## Stored data
-*-*-

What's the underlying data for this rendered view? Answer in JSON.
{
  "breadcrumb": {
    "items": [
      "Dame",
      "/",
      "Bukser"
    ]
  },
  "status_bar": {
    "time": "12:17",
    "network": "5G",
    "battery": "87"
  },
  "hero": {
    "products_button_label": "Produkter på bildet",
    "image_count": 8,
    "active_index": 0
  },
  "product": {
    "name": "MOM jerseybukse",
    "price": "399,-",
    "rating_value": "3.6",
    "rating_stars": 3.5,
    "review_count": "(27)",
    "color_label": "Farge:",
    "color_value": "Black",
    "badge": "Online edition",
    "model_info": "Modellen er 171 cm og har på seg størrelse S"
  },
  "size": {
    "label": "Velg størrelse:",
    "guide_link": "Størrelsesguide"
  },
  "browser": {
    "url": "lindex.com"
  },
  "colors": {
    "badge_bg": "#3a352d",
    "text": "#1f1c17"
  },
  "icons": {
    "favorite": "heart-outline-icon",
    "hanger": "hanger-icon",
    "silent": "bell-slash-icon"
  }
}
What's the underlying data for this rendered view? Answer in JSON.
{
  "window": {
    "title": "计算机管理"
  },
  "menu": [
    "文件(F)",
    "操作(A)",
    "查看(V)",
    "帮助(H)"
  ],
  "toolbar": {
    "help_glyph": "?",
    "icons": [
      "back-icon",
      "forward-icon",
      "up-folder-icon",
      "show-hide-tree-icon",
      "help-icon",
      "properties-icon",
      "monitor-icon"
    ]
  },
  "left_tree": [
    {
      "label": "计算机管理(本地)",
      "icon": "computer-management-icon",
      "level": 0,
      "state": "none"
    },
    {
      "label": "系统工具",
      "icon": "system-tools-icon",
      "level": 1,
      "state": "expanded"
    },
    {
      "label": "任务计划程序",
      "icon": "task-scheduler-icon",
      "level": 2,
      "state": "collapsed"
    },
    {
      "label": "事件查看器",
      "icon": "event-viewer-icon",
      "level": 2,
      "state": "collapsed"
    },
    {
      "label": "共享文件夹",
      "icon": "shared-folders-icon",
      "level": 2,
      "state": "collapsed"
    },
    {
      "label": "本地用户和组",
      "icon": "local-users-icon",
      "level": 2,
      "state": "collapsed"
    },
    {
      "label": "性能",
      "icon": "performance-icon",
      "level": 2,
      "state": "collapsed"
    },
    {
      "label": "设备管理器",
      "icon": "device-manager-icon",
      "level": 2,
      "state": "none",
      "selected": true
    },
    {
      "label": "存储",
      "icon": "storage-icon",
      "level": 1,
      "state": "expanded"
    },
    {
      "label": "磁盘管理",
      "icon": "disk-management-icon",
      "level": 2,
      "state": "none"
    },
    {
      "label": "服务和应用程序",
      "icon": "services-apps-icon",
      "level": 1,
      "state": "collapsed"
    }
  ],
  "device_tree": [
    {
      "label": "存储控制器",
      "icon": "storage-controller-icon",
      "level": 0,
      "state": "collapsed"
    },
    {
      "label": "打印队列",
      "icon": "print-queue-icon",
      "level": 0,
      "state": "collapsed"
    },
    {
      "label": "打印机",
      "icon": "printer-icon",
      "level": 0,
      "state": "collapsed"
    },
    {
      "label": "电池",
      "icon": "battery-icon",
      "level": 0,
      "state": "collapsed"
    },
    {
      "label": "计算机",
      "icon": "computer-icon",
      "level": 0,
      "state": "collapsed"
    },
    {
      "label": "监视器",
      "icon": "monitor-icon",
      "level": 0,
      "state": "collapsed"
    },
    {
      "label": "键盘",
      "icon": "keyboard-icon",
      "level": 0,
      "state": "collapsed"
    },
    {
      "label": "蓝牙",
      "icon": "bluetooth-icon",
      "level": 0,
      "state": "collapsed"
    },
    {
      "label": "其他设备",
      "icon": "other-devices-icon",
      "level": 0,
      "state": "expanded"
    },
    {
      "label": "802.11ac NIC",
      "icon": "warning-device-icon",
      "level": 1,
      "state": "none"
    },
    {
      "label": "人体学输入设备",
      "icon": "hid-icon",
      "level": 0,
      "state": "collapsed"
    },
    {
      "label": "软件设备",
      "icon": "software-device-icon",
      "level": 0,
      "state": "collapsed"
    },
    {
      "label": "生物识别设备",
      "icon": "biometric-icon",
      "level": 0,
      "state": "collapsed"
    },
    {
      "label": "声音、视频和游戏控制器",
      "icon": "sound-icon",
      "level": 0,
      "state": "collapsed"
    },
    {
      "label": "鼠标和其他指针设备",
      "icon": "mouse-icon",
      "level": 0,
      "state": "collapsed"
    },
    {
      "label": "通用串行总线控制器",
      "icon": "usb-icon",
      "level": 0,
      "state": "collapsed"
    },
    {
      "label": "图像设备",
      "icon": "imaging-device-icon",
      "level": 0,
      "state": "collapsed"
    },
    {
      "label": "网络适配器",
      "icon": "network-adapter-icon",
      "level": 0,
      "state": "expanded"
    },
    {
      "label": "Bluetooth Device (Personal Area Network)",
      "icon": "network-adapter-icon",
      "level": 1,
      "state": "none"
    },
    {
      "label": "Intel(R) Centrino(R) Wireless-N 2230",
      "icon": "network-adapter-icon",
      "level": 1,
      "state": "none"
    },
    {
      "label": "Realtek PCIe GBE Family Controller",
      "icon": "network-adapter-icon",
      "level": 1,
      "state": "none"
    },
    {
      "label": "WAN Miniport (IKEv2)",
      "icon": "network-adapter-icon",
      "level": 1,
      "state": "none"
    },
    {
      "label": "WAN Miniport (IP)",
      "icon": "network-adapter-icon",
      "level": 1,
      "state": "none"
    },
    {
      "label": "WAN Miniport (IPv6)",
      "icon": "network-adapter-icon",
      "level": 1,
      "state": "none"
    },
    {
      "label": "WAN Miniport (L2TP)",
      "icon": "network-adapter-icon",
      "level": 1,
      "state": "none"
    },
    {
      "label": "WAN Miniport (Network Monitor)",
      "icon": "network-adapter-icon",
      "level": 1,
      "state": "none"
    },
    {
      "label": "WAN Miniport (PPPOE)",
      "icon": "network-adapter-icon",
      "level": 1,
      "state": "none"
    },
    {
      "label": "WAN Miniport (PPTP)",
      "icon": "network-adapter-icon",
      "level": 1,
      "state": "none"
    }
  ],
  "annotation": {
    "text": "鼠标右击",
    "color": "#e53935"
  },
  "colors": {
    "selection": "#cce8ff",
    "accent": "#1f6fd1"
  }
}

-*-*-

## What this task involves
In the records above, locate every line with the string "management" and copy it.

## Answer below
      "icon": "computer-management-icon",
      "icon": "disk-management-icon",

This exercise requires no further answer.